§ **Stored data**:

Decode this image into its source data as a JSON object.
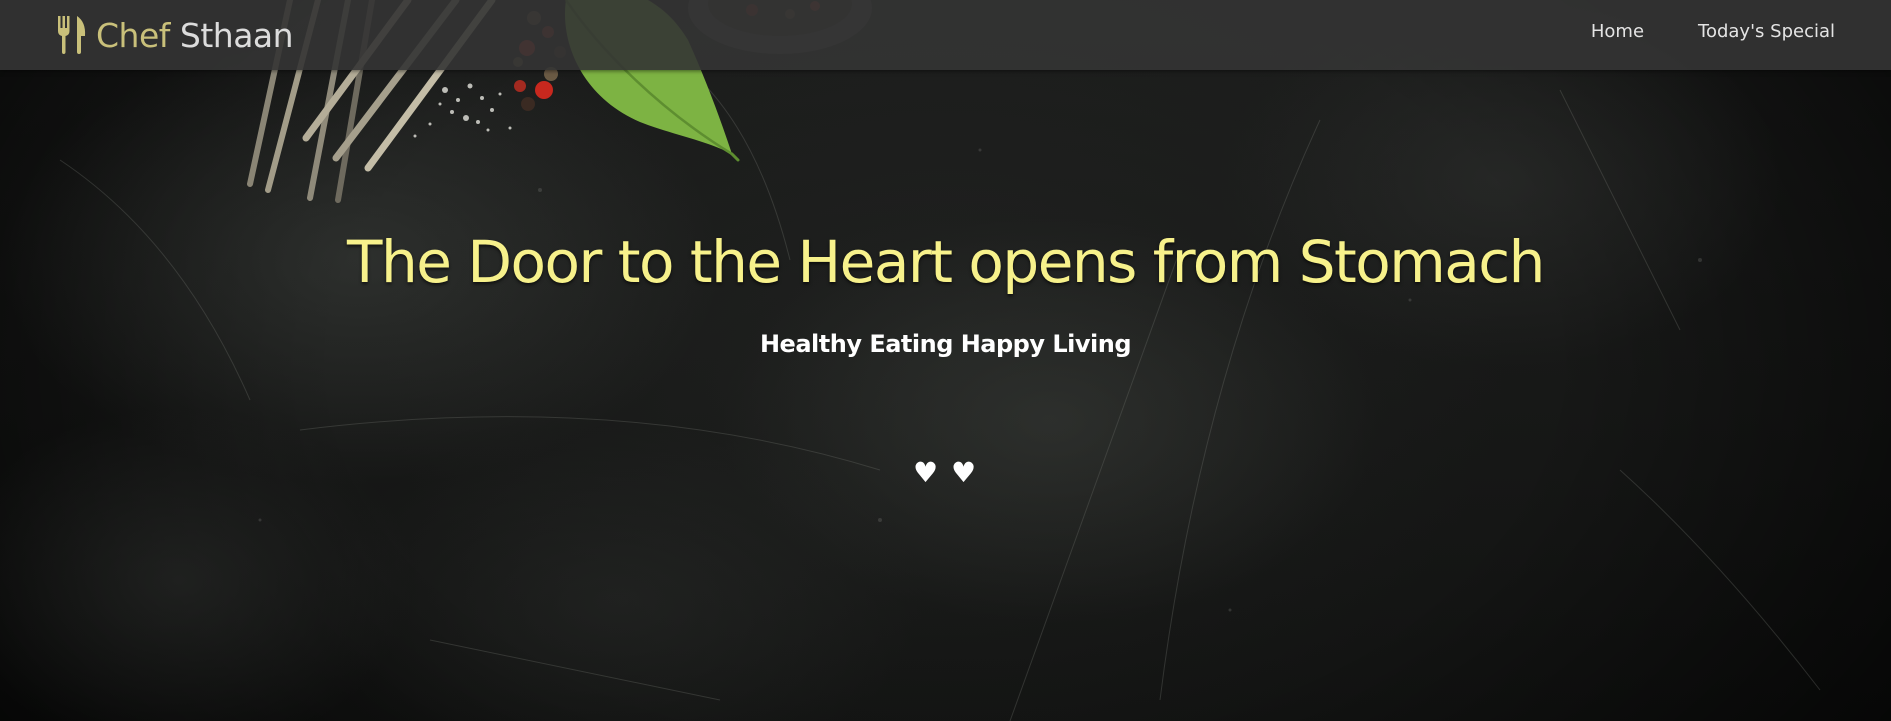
{
  "brand": {
    "name_part1": "Chef",
    "name_part2": "Sthaan",
    "icon": "fork-knife-icon"
  },
  "nav": {
    "items": [
      {
        "label": "Home"
      },
      {
        "label": "Today's Special"
      }
    ]
  },
  "hero": {
    "headline": "The Door to the Heart opens from Stomach",
    "tagline": "Healthy Eating Happy Living",
    "hearts": "♥ ♥",
    "background": "dark-slate-with-cutlery-herbs-peppercorns"
  },
  "colors": {
    "accent_yellow": "#f7f18b",
    "brand_gold": "#c9c07a",
    "navbar_bg": "#343434",
    "hero_bg": "#171817"
  }
}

§ **Aim of the task**: Output, exactly, all the records above; include no pictures.

§ **Solved exercise**:
Decode this image into its source data as a JSON object.
{
  "brand": {
    "name_part1": "Chef",
    "name_part2": "Sthaan",
    "icon": "fork-knife-icon"
  },
  "nav": {
    "items": [
      {
        "label": "Home"
      },
      {
        "label": "Today's Special"
      }
    ]
  },
  "hero": {
    "headline": "The Door to the Heart opens from Stomach",
    "tagline": "Healthy Eating Happy Living",
    "hearts": "♥ ♥",
    "background": "dark-slate-with-cutlery-herbs-peppercorns"
  },
  "colors": {
    "accent_yellow": "#f7f18b",
    "brand_gold": "#c9c07a",
    "navbar_bg": "#343434",
    "hero_bg": "#171817"
  }
}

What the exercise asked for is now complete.